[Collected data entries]
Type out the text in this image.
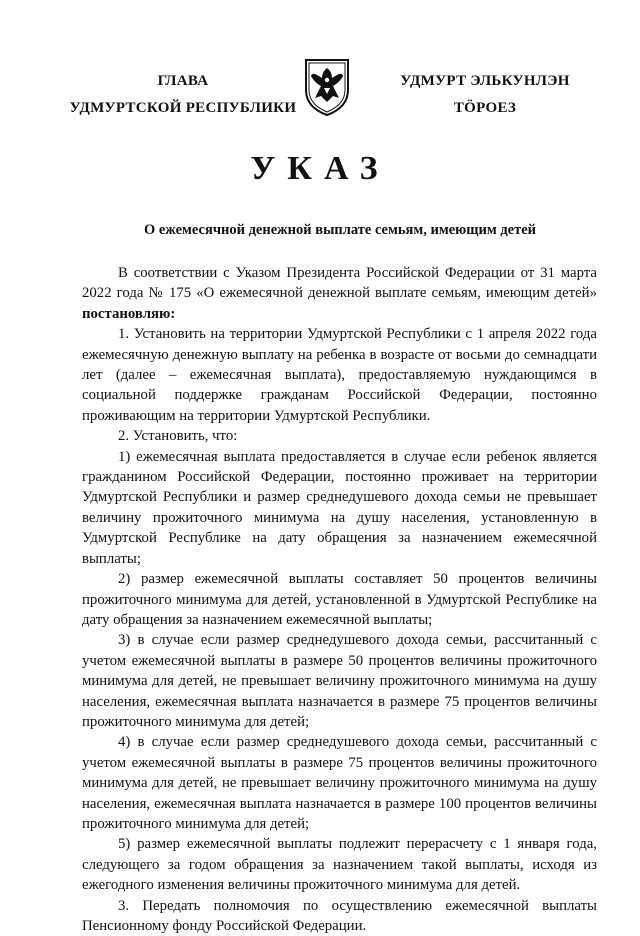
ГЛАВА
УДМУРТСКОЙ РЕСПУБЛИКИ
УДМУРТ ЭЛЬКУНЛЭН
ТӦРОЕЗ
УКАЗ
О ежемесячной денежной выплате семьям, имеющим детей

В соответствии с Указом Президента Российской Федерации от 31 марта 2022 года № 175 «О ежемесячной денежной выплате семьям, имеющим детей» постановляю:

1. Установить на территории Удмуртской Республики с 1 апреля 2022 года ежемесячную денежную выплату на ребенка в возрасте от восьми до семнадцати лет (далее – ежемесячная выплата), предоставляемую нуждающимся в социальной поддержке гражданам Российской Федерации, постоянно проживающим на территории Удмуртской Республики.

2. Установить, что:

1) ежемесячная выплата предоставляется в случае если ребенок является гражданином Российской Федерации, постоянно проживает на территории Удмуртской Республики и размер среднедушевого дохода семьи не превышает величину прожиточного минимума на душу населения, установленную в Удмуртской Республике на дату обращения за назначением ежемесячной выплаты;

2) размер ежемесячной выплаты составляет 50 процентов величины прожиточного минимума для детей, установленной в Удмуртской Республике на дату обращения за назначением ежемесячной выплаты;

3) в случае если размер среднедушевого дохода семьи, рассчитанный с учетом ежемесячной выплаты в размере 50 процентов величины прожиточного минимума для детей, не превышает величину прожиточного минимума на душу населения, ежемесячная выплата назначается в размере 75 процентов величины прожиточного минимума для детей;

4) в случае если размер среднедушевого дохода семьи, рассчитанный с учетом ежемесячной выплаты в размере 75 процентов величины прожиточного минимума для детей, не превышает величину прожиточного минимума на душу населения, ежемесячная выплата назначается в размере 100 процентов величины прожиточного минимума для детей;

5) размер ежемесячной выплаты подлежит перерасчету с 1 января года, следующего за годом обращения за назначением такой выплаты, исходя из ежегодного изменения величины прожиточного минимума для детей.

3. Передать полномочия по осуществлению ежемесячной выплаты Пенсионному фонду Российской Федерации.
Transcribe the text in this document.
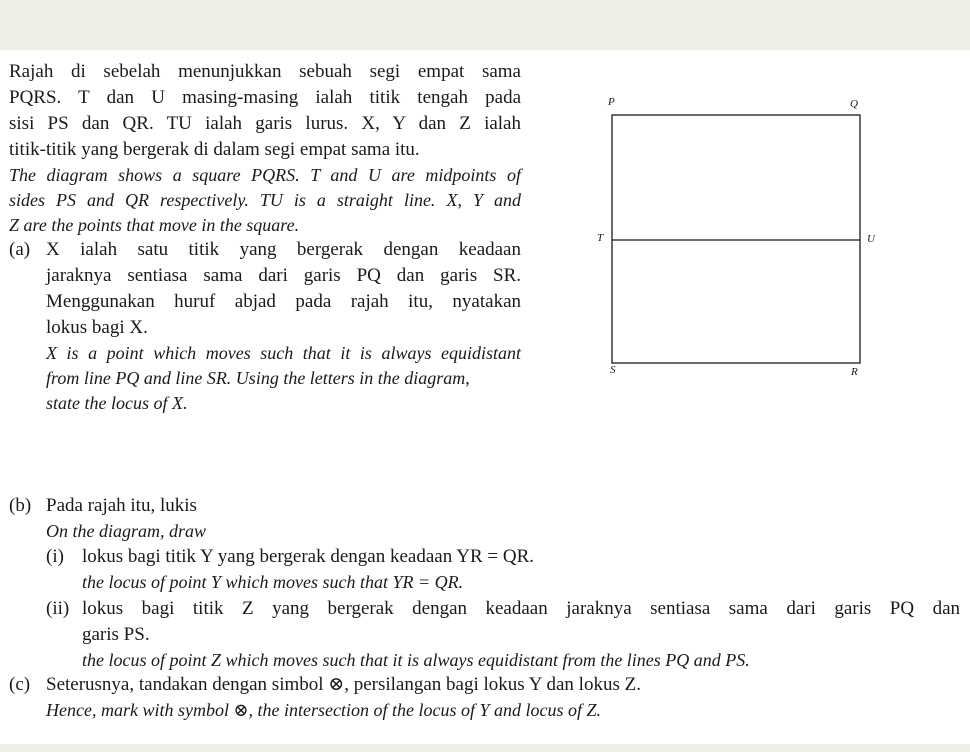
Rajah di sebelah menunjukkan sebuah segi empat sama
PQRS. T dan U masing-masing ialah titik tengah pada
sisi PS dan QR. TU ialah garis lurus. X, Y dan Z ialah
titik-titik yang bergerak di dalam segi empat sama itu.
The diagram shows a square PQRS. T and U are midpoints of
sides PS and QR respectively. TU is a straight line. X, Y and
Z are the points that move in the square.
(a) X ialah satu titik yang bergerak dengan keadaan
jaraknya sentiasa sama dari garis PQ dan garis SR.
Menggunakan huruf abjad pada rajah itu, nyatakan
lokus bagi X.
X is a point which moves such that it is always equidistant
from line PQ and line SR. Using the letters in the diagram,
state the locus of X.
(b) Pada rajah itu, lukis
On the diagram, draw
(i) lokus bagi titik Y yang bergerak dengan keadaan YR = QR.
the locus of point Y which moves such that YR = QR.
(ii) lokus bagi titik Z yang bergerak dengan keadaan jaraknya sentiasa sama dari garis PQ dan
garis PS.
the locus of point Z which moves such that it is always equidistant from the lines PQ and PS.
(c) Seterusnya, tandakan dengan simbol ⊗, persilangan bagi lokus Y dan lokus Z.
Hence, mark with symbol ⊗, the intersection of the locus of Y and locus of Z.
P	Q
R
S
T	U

--- Your goal ---
Copy all lines above containing the string "always".

--- The reply ---
X is a point which moves such that it is always equidistant
the locus of point Z which moves such that it is always equidistant from the lines PQ and PS.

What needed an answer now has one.